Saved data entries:
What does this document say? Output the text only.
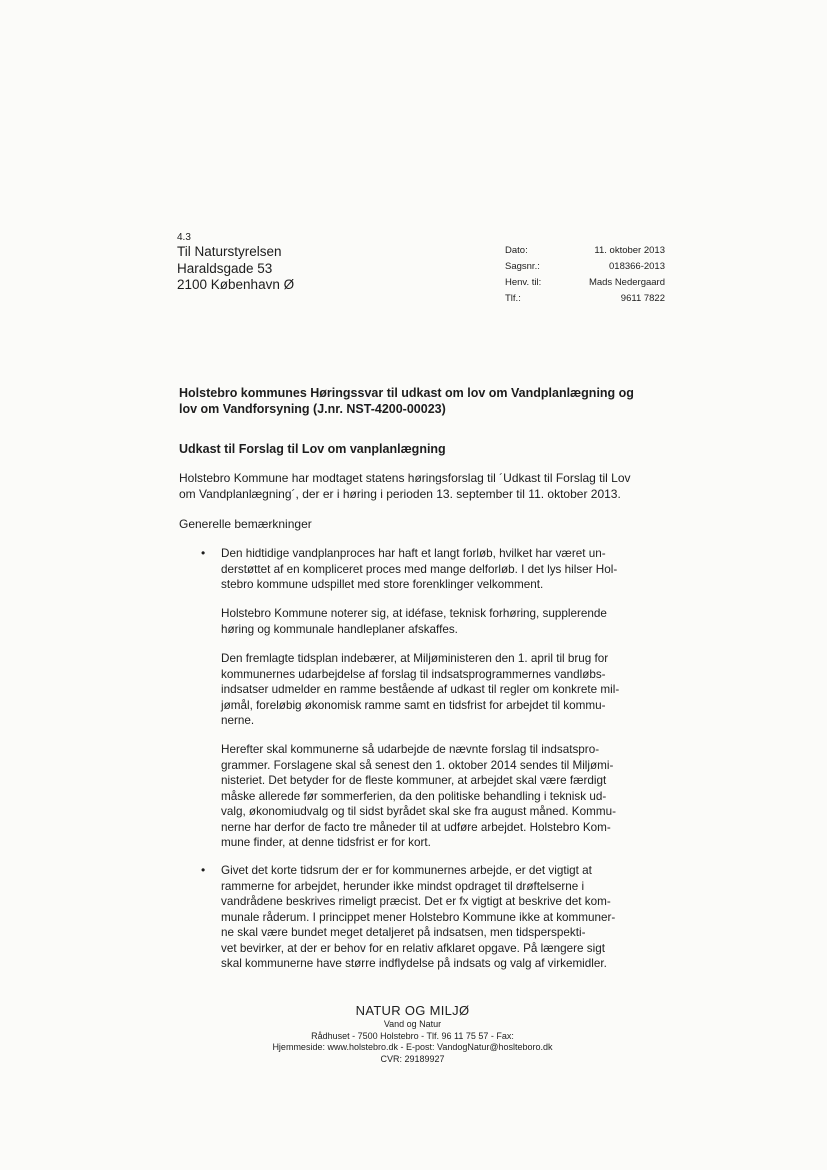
4.3
Til Naturstyrelsen
Haraldsgade 53
2100 København Ø
Dato:	11. oktober 2013
Sagsnr.:	018366-2013
Henv. til:	Mads Nedergaard
Tlf.:	9611 7822
Holstebro kommunes Høringssvar til udkast om lov om Vandplanlægning og
lov om Vandforsyning (J.nr. NST-4200-00023)
Udkast til Forslag til Lov om vanplanlægning
Holstebro Kommune har modtaget statens høringsforslag til ´Udkast til Forslag til Lov
om Vandplanlægning´, der er i høring i perioden 13. september til 11. oktober 2013.
Generelle bemærkninger
• Den hidtidige vandplanproces har haft et langt forløb, hvilket har været un-
derstøttet af en kompliceret proces med mange delforløb. I det lys hilser Hol-
stebro kommune udspillet med store forenklinger velkomment.
Holstebro Kommune noterer sig, at idéfase, teknisk forhøring, supplerende
høring og kommunale handleplaner afskaffes.
Den fremlagte tidsplan indebærer, at Miljøministeren den 1. april til brug for
kommunernes udarbejdelse af forslag til indsatsprogrammernes vandløbs-
indsatser udmelder en ramme bestående af udkast til regler om konkrete mil-
jømål, foreløbig økonomisk ramme samt en tidsfrist for arbejdet til kommu-
nerne.
Herefter skal kommunerne så udarbejde de nævnte forslag til indsatspro-
grammer. Forslagene skal så senest den 1. oktober 2014 sendes til Miljømi-
nisteriet. Det betyder for de fleste kommuner, at arbejdet skal være færdigt
måske allerede før sommerferien, da den politiske behandling i teknisk ud-
valg, økonomiudvalg og til sidst byrådet skal ske fra august måned. Kommu-
nerne har derfor de facto tre måneder til at udføre arbejdet. Holstebro Kom-
mune finder, at denne tidsfrist er for kort.
• Givet det korte tidsrum der er for kommunernes arbejde, er det vigtigt at
rammerne for arbejdet, herunder ikke mindst opdraget til drøftelserne i
vandrådene beskrives rimeligt præcist. Det er fx vigtigt at beskrive det kom-
munale råderum. I princippet mener Holstebro Kommune ikke at kommuner-
ne skal være bundet meget detaljeret på indsatsen, men tidsperspekti-
vet bevirker, at der er behov for en relativ afklaret opgave. På længere sigt
skal kommunerne have større indflydelse på indsats og valg af virkemidler.
NATUR OG MILJØ
Vand og Natur
Rådhuset - 7500 Holstebro - Tlf. 96 11 75 57 - Fax:
Hjemmeside: www.holstebro.dk - E-post: VandogNatur@hoslteboro.dk
CVR: 29189927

_Exercise goal_
Using the listing above, gather each line that holds the string "Vandplanlægning" and copy it.

_Full output_
Holstebro kommunes Høringssvar til udkast om lov om Vandplanlægning og
om Vandplanlægning´, der er i høring i perioden 13. september til 11. oktober 2013.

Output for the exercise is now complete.